## TASK INPUT
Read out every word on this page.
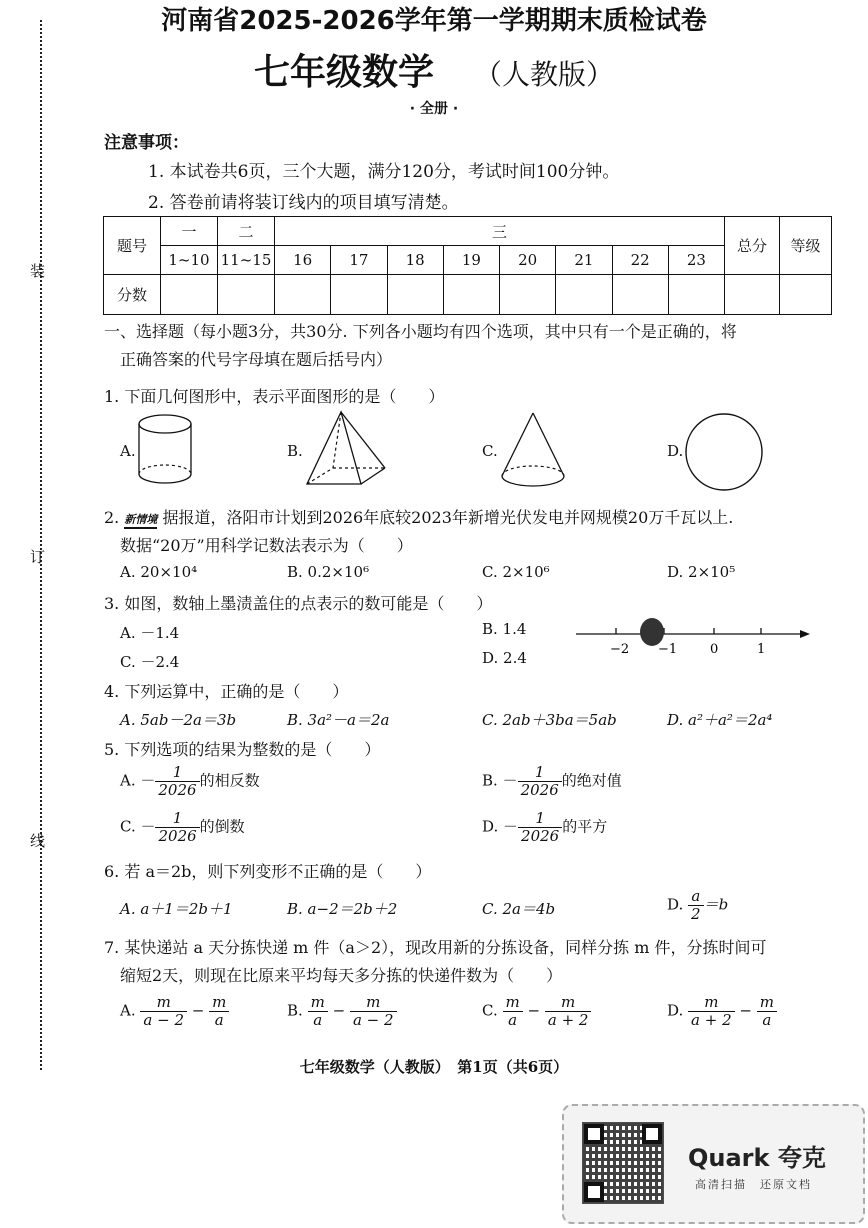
装
订
线
河南省2025-2026学年第一学期期末质检试卷
七年级数学 （人教版）
· 全册 ·
注意事项：
1. 本试卷共6页，三个大题，满分120分，考试时间100分钟。
2. 答卷前请将装订线内的项目填写清楚。
题号	一	二	三								总分	等级
	1~10	11~15	16	17	18	19	20	21	22	23		
分数												
一、选择题（每小题3分，共30分. 下列各小题均有四个选项，其中只有一个是正确的，将
正确答案的代号字母填在题后括号内）
1. 下面几何图形中，表示平面图形的是（　　）
A.	B.	C.	D.
2. 新情境 据报道，洛阳市计划到2026年底较2023年新增光伏发电并网规模20万千瓦以上.
数据“20万”用科学记数法表示为（　　）
A. 20×10⁴	B. 0.2×10⁶	C. 2×10⁶	D. 2×10⁵
3. 如图，数轴上墨渍盖住的点表示的数可能是（　　）
A. －1.4	B. 1.4
C. －2.4	D. 2.4	−2 −1	0	1
4. 下列运算中，正确的是（　　）
A. 5ab－2a＝3b	B. 3a²－a＝2a	C. 2ab＋3ba＝5ab	D. a²＋a²＝2a⁴
5. 下列选项的结果为整数的是（　　）
A. － $\frac{1}{2026}$ 的相反数	B. － $\frac{1}{2026}$ 的绝对值
C. － $\frac{1}{2026}$ 的倒数	D. － $\frac{1}{2026}$ 的平方
6. 若 a＝2b，则下列变形不正确的是（　　）
A. a＋1＝2b＋1	B. a−2＝2b＋2	C. 2a＝4b	D. $\frac{a}{2} =b$
7. 某快递站 a 天分拣快递 m 件（a＞2），现改用新的分拣设备，同样分拣 m 件，分拣时间可
缩短2天，则现在比原来平均每天多分拣的快递件数为（　　）
A. $\frac{m}{a - 2} - \frac{m}{a}$	B. $\frac{m}{a} - \frac{m}{a - 2}$	C. $\frac{m}{a} - \frac{m}{a + 2}$	D. $\frac{m}{a + 2} - \frac{m}{a}$
七年级数学（人教版）　第1页（共6页）
Quark 夸克
高清扫描　还原文档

## STATED GOAL
Using the material above, retype each entry exactly and omit the pictures.

## ANSWER TO THIS TASK
Read out every word on this page.
装
订
线
河南省2025-2026学年第一学期期末质检试卷
七年级数学 （人教版）
· 全册 ·
注意事项：
1. 本试卷共6页，三个大题，满分120分，考试时间100分钟。
2. 答卷前请将装订线内的项目填写清楚。
题号	一	二	三								总分	等级
	1~10	11~15	16	17	18	19	20	21	22	23		
分数												
一、选择题（每小题3分，共30分. 下列各小题均有四个选项，其中只有一个是正确的，将
正确答案的代号字母填在题后括号内）
1. 下面几何图形中，表示平面图形的是（　　）
A.	B.	C.	D.
2. 新情境 据报道，洛阳市计划到2026年底较2023年新增光伏发电并网规模20万千瓦以上.
数据“20万”用科学记数法表示为（　　）
A. 20×10⁴	B. 0.2×10⁶	C. 2×10⁶	D. 2×10⁵
3. 如图，数轴上墨渍盖住的点表示的数可能是（　　）
A. －1.4	B. 1.4
C. －2.4	D. 2.4	−2 −1	0	1
4. 下列运算中，正确的是（　　）
A. 5ab－2a＝3b	B. 3a²－a＝2a	C. 2ab＋3ba＝5ab	D. a²＋a²＝2a⁴
5. 下列选项的结果为整数的是（　　）
A. － $\frac{1}{2026}$ 的相反数	B. － $\frac{1}{2026}$ 的绝对值
C. － $\frac{1}{2026}$ 的倒数	D. － $\frac{1}{2026}$ 的平方
6. 若 a＝2b，则下列变形不正确的是（　　）
A. a＋1＝2b＋1	B. a−2＝2b＋2	C. 2a＝4b	D. $\frac{a}{2} =b$
7. 某快递站 a 天分拣快递 m 件（a＞2），现改用新的分拣设备，同样分拣 m 件，分拣时间可
缩短2天，则现在比原来平均每天多分拣的快递件数为（　　）
A. $\frac{m}{a - 2} - \frac{m}{a}$	B. $\frac{m}{a} - \frac{m}{a - 2}$	C. $\frac{m}{a} - \frac{m}{a + 2}$	D. $\frac{m}{a + 2} - \frac{m}{a}$
七年级数学（人教版）　第1页（共6页）
Quark 夸克
高清扫描　还原文档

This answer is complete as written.